(Saved entries)
----
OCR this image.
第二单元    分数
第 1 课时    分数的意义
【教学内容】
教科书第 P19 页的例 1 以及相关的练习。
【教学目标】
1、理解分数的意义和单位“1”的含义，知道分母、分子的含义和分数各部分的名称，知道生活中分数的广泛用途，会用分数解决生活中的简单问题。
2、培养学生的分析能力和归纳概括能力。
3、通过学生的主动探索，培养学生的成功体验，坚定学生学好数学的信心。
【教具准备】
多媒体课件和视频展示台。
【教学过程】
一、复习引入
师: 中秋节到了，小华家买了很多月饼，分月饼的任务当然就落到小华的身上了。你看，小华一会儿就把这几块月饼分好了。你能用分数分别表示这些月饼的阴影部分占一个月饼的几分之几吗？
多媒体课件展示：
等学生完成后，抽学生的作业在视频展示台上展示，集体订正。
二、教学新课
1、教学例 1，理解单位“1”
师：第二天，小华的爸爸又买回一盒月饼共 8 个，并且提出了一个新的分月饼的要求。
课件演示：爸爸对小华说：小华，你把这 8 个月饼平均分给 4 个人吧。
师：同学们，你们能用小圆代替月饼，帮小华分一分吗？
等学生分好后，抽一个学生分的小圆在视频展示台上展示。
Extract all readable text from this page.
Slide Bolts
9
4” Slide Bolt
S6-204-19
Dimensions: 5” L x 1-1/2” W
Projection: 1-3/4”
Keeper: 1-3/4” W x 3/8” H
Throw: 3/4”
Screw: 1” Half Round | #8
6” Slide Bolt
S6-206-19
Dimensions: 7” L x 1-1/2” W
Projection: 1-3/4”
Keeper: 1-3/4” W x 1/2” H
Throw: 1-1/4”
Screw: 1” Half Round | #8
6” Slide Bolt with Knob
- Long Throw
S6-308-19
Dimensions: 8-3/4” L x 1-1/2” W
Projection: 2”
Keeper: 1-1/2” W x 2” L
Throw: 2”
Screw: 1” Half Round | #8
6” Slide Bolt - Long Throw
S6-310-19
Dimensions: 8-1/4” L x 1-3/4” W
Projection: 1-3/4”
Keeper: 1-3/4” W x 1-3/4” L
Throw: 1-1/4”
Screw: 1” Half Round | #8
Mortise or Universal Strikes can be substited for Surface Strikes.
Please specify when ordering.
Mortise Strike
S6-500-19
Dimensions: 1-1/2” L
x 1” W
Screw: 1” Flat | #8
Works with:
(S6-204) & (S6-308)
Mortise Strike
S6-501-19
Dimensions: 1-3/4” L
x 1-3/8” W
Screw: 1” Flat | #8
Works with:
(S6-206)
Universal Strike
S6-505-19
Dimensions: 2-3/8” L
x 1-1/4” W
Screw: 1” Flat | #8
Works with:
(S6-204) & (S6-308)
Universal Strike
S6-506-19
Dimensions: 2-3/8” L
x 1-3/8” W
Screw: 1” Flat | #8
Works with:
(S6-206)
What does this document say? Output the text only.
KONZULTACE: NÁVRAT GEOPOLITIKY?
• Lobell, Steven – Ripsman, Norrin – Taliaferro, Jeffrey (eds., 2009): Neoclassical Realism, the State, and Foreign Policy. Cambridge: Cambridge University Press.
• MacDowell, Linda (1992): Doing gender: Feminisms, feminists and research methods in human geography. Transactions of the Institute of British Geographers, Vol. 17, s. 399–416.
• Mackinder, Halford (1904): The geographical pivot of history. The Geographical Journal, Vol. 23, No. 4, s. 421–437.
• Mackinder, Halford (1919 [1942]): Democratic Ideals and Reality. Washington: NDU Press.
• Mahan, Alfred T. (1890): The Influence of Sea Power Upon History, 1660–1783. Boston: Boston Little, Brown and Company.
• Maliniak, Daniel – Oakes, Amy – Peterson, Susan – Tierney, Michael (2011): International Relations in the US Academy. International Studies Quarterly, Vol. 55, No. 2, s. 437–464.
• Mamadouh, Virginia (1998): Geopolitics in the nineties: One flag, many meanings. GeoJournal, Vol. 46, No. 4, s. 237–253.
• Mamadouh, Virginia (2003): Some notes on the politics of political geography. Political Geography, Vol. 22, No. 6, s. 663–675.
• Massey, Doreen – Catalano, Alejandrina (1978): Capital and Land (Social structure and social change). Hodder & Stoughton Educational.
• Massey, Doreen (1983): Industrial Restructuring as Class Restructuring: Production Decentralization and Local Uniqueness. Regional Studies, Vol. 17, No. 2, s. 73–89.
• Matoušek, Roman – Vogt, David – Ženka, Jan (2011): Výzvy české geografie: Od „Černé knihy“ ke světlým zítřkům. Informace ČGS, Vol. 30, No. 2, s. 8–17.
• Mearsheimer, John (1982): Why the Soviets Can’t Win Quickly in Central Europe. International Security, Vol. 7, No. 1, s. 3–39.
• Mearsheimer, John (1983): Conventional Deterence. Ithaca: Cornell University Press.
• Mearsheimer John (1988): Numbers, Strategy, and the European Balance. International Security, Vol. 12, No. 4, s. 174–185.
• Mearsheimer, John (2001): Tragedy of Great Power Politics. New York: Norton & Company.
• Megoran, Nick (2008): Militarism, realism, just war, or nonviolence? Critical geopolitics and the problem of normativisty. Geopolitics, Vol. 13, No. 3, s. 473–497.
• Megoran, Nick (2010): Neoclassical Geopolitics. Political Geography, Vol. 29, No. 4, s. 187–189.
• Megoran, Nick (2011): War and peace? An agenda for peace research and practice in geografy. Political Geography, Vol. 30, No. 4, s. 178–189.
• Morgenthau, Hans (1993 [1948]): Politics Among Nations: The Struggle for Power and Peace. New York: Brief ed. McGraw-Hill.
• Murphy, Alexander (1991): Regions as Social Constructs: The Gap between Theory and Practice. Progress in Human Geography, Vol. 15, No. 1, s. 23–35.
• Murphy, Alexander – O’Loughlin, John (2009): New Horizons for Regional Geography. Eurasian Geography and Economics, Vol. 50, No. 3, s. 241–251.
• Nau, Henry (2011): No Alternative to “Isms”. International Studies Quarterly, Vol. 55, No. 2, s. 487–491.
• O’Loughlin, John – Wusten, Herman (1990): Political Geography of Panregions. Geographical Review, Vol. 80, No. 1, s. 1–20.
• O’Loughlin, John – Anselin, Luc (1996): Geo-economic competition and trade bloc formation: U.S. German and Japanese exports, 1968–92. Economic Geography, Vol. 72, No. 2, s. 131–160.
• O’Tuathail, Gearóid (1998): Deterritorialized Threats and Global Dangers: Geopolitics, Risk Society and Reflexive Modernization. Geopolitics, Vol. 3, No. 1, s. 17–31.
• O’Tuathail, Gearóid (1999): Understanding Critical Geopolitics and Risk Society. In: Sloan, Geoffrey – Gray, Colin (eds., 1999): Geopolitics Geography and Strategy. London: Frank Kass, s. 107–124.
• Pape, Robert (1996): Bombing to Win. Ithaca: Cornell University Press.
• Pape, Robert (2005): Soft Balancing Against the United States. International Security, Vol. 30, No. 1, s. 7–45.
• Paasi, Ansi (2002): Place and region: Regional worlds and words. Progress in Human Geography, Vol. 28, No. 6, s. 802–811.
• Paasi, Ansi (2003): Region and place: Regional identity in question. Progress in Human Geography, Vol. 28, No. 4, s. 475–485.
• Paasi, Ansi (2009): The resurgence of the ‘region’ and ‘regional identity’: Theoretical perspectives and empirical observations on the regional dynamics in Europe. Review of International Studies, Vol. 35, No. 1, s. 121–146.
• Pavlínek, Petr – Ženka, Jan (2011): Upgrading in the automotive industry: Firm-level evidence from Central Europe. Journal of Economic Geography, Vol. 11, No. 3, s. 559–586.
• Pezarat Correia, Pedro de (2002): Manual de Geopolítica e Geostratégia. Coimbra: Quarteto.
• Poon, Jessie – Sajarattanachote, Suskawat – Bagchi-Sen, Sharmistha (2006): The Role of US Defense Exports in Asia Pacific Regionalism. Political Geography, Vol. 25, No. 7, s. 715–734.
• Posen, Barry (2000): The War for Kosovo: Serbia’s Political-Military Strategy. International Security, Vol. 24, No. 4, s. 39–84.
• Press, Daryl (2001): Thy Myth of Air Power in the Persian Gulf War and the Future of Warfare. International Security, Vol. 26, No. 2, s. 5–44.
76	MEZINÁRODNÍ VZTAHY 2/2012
----
Only lines with the word "Virginia" should be collected from the material.

Response to this task:
• Mamadouh, Virginia (1998): Geopolitics in the nineties: One flag, many meanings. GeoJournal, Vol. 46, No. 4, s. 237–253.
• Mamadouh, Virginia (2003): Some notes on the politics of political geography. Political Geography, Vol. 22, No. 6, s. 663–675.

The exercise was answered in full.